Task objective
For each line below that contains the string "name", copy that line.

Material for this task
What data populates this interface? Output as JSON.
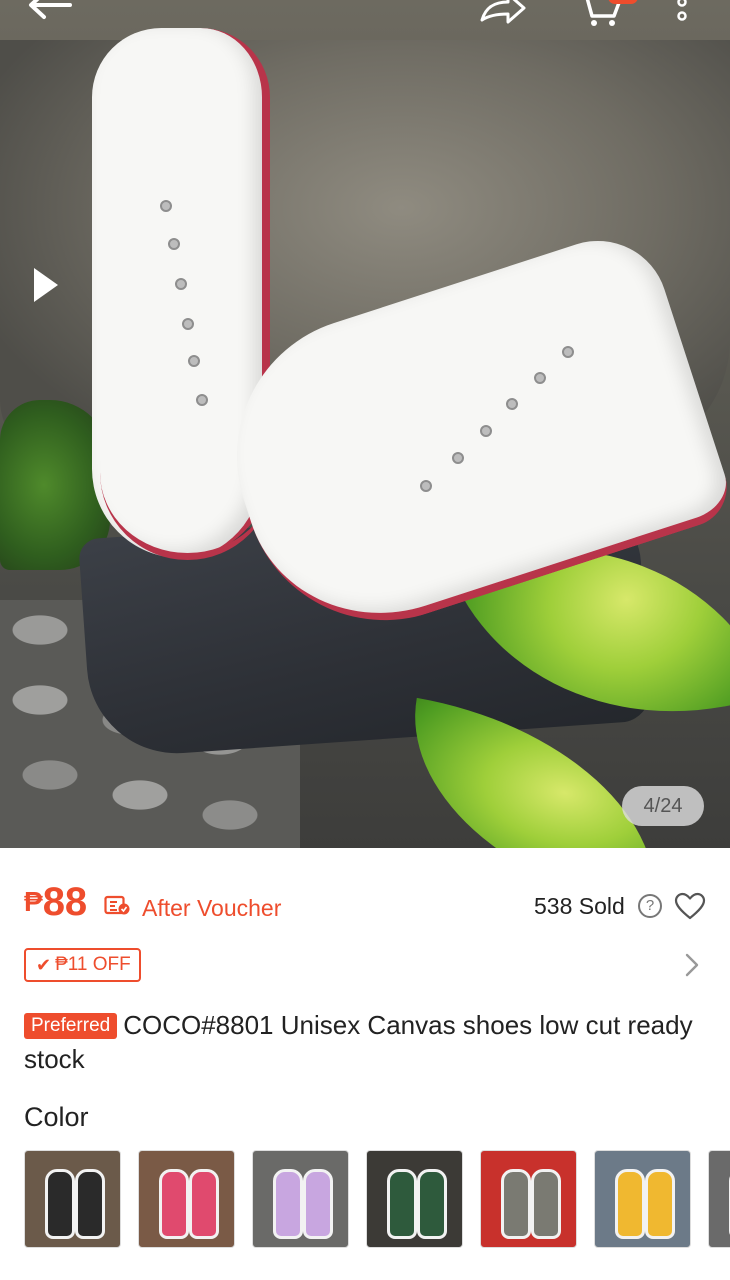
{
  "gallery": {
    "counter": "4/24"
  },
  "product": {
    "currency": "₱",
    "price": "88",
    "after_voucher_label": "After Voucher",
    "sold_label": "538 Sold",
    "discount_label": "₱11 OFF",
    "preferred_badge": "Preferred",
    "title": "COCO#8801 Unisex Canvas shoes low cut ready stock"
  },
  "variations": {
    "label": "Color",
    "swatches": [
      {
        "name": "black",
        "bg": "#6b5a4a",
        "shoe": "#2a2a2a"
      },
      {
        "name": "pink",
        "bg": "#7a5a46",
        "shoe": "#e04a6e"
      },
      {
        "name": "lavender",
        "bg": "#6a6a68",
        "shoe": "#c8a6e0"
      },
      {
        "name": "green",
        "bg": "#3c3a36",
        "shoe": "#2e5a3c"
      },
      {
        "name": "gray",
        "bg": "#c8312c",
        "shoe": "#7a7a72"
      },
      {
        "name": "yellow",
        "bg": "#6c7a88",
        "shoe": "#f0b830"
      },
      {
        "name": "partial",
        "bg": "#6a6a6a",
        "shoe": "#8a8a8a"
      }
    ]
  },
  "colors": {
    "accent": "#ee4d2d"
  }
}
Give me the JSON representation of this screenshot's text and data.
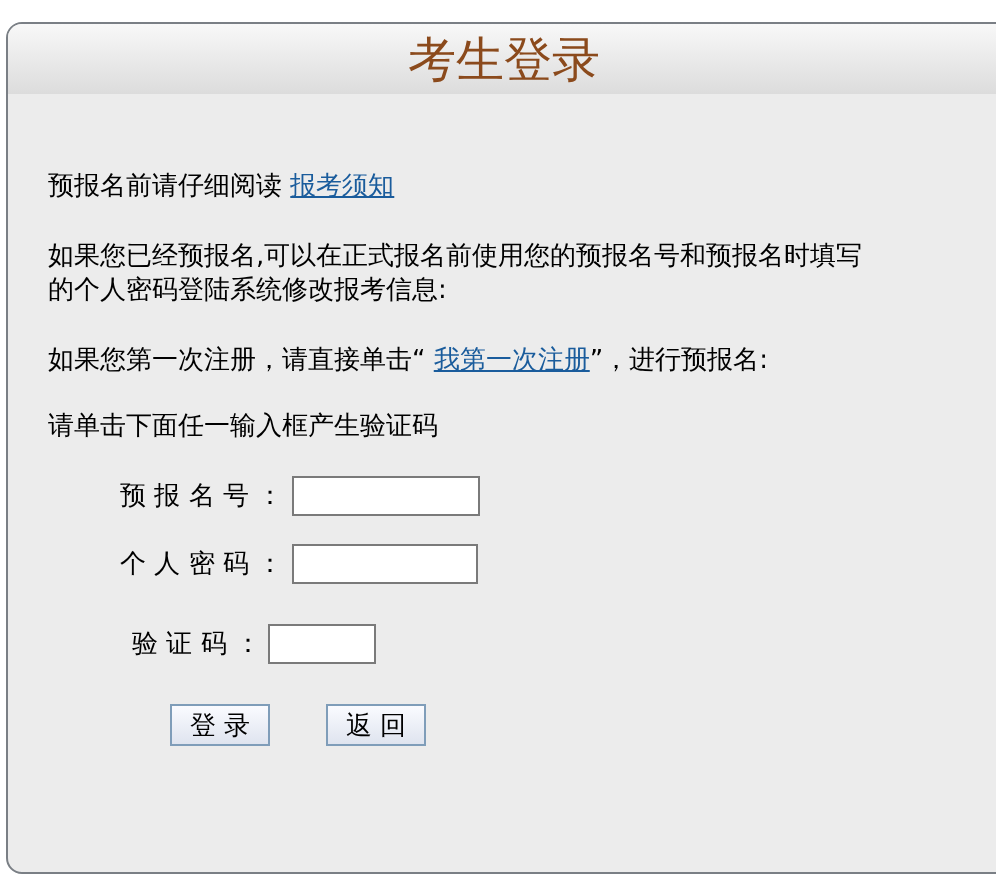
{
  "title": "考生登录",
  "paragraphs": [
    {
      "before": "预报名前请仔细阅读 ",
      "link": "报考须知"
    },
    {
      "before": "如果您已经预报名,可以在正式报名前使用您的预报名号和预报名时填写的个人密码登陆系统修改报考信息:"
    },
    {
      "before": "如果您第一次注册，请直接单击“ ",
      "link": "我第一次注册",
      "after": "”，进行预报名:"
    },
    {
      "before": "请单击下面任一输入框产生验证码"
    }
  ],
  "fields": [
    {
      "label": "预 报 名 号 ："
    },
    {
      "label": "个 人 密 码 ："
    },
    {
      "label": "验 证 码 ："
    }
  ],
  "buttons": [
    "登 录",
    "返 回"
  ]
}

Answer
        "name": "black",
        "name": "pink",
        "name": "lavender",
        "name": "green",
        "name": "gray",
        "name": "yellow",
        "name": "partial",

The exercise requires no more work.